## Selection
● ● ● ●

The Three-Legged Pig, 1998-2011
Four-channel video installation on a 2X2 grid of four CRT TV’s
Artist’s book: Hardcover edition with color illustrations, 118 pages. Available here.
The Three-Legged Pig is a four-channel video and an accompanying artist book. The Hi8 video footage, shot January of 1998 on family farms in the Southwest of France, witnesses the respect given to the lives of pigs raised and prepared for food. I offered The Fourth Leg: a lesson in pig butchery at Postmasters Gallery in conjunction with the exhibition at the Center for Book Arts,.

● ● ● ●

## Raw data
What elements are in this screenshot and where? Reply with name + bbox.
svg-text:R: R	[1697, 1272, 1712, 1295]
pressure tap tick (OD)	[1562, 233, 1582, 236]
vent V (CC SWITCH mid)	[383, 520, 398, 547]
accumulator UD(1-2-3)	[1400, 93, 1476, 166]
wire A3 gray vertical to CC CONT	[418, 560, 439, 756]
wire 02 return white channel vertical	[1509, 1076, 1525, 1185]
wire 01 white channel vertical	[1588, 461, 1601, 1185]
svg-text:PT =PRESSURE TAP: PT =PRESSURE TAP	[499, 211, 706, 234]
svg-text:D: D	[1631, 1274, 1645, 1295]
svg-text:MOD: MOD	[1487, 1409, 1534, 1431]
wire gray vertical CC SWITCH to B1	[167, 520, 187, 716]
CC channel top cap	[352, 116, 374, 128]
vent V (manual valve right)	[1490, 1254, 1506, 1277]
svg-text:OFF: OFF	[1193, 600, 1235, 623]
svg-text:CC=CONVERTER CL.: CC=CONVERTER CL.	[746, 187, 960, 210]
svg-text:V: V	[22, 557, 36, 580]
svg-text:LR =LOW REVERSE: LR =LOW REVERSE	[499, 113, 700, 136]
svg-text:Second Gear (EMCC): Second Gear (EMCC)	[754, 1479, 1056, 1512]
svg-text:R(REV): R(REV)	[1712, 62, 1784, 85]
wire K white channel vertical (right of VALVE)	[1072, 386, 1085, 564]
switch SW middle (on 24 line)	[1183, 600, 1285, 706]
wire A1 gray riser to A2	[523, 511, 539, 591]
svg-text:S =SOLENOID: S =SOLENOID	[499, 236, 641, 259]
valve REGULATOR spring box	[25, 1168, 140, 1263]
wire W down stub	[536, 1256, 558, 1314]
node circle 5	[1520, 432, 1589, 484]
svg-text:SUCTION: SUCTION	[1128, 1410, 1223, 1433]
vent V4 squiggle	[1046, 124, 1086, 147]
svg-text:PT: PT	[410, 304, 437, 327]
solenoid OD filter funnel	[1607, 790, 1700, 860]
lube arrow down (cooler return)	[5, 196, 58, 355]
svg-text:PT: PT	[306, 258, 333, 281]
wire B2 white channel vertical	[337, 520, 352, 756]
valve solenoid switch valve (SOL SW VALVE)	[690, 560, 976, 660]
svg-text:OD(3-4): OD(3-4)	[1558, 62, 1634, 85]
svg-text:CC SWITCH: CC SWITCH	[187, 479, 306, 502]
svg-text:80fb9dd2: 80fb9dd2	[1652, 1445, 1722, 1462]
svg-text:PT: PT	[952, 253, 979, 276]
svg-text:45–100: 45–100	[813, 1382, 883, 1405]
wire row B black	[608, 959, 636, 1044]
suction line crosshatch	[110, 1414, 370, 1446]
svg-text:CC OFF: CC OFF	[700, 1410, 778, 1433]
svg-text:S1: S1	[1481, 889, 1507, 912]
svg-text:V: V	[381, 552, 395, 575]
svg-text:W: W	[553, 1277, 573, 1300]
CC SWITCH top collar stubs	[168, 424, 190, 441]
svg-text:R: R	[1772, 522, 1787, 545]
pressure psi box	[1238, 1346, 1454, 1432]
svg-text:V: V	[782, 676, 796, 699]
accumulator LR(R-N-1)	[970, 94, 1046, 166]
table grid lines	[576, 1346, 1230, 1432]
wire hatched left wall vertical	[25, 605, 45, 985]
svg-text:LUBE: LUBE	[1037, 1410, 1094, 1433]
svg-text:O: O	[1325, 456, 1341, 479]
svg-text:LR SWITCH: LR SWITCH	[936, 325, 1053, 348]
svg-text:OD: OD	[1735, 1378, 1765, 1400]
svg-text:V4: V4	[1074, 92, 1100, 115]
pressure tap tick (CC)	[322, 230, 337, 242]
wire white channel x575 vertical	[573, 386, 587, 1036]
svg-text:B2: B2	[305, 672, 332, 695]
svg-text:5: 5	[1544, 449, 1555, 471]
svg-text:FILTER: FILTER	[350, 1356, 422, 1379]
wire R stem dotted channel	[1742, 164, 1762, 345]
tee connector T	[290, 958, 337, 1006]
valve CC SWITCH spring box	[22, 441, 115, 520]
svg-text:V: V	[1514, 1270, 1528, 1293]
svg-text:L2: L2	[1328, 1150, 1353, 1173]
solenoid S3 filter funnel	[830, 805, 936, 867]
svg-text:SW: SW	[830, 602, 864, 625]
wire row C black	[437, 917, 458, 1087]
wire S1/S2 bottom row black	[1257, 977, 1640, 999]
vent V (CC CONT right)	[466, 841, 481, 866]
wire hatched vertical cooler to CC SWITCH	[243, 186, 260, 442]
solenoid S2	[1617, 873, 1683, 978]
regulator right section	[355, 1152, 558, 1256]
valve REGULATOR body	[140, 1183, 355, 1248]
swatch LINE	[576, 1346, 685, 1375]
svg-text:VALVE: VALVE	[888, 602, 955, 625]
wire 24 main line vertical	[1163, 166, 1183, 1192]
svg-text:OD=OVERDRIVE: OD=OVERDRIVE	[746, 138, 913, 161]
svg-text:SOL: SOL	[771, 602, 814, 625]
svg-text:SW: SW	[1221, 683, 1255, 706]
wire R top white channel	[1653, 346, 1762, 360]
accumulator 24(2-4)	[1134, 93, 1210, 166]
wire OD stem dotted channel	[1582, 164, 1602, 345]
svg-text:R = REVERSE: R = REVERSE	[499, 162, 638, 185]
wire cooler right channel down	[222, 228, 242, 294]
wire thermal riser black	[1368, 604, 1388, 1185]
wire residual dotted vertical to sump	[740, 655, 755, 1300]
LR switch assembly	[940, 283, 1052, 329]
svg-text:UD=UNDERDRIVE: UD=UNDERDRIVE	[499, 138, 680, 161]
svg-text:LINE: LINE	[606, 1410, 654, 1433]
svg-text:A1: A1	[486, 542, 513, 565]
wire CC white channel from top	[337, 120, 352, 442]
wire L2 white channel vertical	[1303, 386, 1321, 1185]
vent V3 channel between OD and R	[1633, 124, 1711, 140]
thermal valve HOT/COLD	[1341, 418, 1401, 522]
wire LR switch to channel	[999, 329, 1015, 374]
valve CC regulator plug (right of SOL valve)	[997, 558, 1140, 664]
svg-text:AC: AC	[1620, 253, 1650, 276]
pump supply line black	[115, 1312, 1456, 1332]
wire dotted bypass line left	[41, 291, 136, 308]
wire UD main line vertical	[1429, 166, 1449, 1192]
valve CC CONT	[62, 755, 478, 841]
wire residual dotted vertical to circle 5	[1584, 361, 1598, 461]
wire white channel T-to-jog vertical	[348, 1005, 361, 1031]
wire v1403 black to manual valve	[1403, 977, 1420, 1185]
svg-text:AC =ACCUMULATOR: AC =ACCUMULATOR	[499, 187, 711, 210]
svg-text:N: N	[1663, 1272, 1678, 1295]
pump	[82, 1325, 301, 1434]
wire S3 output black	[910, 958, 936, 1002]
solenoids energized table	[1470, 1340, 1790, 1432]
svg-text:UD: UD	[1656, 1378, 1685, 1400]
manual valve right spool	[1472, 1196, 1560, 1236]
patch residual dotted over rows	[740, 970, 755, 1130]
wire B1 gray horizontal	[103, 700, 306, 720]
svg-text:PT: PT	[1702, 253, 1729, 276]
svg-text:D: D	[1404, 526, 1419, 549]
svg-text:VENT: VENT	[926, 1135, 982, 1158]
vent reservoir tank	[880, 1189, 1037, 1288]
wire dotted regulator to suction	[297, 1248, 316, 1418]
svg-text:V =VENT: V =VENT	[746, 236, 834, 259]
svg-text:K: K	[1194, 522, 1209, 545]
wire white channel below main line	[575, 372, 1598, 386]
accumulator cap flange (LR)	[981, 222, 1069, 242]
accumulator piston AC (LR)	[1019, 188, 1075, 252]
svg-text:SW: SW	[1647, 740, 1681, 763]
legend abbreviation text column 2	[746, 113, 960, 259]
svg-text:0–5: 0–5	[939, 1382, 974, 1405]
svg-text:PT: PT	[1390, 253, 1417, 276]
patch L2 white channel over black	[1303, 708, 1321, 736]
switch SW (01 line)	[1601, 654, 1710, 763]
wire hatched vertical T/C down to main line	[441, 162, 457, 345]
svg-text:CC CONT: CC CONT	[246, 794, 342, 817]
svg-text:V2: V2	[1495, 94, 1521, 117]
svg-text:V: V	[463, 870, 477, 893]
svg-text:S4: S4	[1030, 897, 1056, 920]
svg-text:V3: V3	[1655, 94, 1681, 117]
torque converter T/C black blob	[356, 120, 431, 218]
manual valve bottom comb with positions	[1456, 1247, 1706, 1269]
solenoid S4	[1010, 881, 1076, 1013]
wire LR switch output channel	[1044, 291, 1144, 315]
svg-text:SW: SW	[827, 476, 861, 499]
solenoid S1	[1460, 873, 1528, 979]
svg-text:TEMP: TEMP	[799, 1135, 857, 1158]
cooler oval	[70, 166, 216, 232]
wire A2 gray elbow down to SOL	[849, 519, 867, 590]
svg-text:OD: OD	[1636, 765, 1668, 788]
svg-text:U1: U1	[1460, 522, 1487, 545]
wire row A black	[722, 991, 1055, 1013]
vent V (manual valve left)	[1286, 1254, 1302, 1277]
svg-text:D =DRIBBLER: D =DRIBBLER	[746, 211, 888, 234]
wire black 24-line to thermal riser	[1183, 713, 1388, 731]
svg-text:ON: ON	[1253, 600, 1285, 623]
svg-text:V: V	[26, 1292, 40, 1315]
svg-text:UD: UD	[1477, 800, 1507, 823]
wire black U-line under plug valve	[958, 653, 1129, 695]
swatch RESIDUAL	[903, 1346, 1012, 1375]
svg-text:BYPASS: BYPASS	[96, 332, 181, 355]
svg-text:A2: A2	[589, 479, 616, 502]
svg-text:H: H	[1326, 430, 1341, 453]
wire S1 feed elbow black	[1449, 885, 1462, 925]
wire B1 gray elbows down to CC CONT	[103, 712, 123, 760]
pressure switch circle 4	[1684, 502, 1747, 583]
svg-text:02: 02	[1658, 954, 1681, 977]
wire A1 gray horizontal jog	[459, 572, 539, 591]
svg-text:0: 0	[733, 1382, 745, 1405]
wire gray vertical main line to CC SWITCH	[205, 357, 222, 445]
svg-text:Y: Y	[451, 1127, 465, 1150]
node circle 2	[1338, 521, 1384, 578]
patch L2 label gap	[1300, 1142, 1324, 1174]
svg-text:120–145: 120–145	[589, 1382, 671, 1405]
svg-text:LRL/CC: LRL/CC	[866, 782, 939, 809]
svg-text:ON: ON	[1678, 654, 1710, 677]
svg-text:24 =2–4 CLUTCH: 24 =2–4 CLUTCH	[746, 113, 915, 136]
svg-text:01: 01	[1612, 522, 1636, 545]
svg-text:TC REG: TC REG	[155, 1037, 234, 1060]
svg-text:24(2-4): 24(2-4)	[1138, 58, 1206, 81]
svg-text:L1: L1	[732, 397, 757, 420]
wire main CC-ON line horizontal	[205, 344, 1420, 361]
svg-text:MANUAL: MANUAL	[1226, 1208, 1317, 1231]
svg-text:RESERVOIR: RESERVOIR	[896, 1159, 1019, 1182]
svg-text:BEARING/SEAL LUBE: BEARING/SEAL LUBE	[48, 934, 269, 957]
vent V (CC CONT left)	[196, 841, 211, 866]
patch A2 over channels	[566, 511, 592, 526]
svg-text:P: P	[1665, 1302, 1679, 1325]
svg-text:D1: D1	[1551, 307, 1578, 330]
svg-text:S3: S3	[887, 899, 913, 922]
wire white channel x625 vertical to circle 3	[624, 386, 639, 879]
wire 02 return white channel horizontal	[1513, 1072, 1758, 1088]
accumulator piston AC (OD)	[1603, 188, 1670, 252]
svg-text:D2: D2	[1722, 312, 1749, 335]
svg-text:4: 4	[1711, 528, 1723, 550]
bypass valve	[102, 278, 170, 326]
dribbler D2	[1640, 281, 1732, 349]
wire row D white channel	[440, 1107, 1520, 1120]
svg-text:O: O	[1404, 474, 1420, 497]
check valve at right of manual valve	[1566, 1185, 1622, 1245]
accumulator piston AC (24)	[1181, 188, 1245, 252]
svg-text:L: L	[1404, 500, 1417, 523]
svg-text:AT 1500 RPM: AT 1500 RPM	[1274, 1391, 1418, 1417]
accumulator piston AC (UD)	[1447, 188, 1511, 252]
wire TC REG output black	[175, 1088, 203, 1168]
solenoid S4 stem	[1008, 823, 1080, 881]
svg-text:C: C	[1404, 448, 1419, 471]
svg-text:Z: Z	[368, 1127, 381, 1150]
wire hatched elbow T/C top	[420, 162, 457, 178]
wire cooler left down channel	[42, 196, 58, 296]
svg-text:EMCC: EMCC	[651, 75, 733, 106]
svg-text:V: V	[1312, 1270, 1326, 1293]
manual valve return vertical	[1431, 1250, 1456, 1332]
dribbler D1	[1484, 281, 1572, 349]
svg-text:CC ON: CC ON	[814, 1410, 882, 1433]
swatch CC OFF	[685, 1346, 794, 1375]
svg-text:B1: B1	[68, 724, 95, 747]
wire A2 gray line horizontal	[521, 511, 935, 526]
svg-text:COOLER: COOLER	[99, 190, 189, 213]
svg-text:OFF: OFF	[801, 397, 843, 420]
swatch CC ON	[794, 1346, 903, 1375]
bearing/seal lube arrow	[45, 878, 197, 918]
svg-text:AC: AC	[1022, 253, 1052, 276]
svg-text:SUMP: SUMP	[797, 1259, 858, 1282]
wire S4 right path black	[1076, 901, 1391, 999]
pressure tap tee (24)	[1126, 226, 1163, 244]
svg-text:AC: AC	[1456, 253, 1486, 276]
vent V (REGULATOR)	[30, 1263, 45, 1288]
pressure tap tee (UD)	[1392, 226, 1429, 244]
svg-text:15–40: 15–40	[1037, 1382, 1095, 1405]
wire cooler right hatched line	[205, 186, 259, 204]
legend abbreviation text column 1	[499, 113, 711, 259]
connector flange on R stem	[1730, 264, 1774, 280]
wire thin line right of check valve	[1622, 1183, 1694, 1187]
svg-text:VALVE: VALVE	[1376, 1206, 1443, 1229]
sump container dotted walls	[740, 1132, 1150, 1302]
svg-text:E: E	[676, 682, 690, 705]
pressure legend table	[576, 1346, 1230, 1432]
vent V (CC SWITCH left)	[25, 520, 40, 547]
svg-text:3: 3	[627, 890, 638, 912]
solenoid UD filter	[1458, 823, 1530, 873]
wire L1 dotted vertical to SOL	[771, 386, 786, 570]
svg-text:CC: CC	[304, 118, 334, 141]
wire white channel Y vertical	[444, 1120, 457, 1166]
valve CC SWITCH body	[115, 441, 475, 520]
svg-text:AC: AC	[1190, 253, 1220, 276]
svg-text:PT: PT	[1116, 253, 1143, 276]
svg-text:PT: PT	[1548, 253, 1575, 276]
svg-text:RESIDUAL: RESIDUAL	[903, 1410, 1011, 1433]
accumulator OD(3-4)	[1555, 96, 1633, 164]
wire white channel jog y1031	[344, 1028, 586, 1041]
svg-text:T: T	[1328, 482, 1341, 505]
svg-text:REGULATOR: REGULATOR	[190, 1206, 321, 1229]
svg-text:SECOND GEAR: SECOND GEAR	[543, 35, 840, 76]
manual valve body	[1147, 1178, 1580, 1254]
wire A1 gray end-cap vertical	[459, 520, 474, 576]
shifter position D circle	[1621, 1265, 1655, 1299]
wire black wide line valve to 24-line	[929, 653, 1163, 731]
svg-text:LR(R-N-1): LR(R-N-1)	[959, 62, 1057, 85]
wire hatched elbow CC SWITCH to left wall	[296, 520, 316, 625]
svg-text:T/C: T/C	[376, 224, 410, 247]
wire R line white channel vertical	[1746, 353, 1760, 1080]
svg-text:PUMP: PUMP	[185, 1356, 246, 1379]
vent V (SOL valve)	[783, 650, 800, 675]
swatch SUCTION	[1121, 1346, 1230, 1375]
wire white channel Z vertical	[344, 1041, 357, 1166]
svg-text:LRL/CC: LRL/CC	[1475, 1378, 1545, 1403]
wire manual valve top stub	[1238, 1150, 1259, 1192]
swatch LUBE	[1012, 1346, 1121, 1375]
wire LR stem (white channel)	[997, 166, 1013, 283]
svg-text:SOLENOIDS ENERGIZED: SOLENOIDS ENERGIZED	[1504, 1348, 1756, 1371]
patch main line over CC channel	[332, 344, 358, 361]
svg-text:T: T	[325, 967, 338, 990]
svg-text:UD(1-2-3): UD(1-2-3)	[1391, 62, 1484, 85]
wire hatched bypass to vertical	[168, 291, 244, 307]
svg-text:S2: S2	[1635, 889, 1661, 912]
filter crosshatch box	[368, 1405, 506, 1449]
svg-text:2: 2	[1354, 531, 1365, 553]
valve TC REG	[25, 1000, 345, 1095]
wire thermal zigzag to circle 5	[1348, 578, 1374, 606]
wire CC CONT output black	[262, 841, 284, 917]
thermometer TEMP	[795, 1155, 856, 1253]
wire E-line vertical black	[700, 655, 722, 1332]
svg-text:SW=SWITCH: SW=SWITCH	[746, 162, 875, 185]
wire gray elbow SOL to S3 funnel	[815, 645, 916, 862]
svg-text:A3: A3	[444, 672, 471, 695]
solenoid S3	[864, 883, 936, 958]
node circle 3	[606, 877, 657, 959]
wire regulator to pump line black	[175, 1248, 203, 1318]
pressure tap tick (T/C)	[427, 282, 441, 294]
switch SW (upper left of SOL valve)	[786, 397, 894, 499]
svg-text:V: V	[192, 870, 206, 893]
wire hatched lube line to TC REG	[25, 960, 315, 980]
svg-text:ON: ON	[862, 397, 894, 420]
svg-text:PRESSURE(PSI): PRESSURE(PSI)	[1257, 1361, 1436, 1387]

● ● ● ●

## Work instructions
A: Duplicate the passage of the Three-Legged Pig description starting with "The Three-Legged Pig, 1998-2011" and going on through "pages. Available here.".
B: Set down the entries word for word, starting with the first line of the entries and going on through the line with "CC channel top".

## Results
A:
The Three-Legged Pig, 1998-2011
Four-channel video installation on a 2X2 grid of four CRT TV’s
Artist’s book: Hardcover edition with color illustrations, 118 pages. Available here.

B:
What elements are in this screenshot and where? Reply with name + bbox.
svg-text:R: R	[1697, 1272, 1712, 1295]
pressure tap tick (OD)	[1562, 233, 1582, 236]
vent V (CC SWITCH mid)	[383, 520, 398, 547]
accumulator UD(1-2-3)	[1400, 93, 1476, 166]
wire A3 gray vertical to CC CONT	[418, 560, 439, 756]
wire 02 return white channel vertical	[1509, 1076, 1525, 1185]
wire 01 white channel vertical	[1588, 461, 1601, 1185]
svg-text:PT =PRESSURE TAP: PT =PRESSURE TAP	[499, 211, 706, 234]
svg-text:D: D	[1631, 1274, 1645, 1295]
svg-text:MOD: MOD	[1487, 1409, 1534, 1431]
wire gray vertical CC SWITCH to B1	[167, 520, 187, 716]
CC channel top cap	[352, 116, 374, 128]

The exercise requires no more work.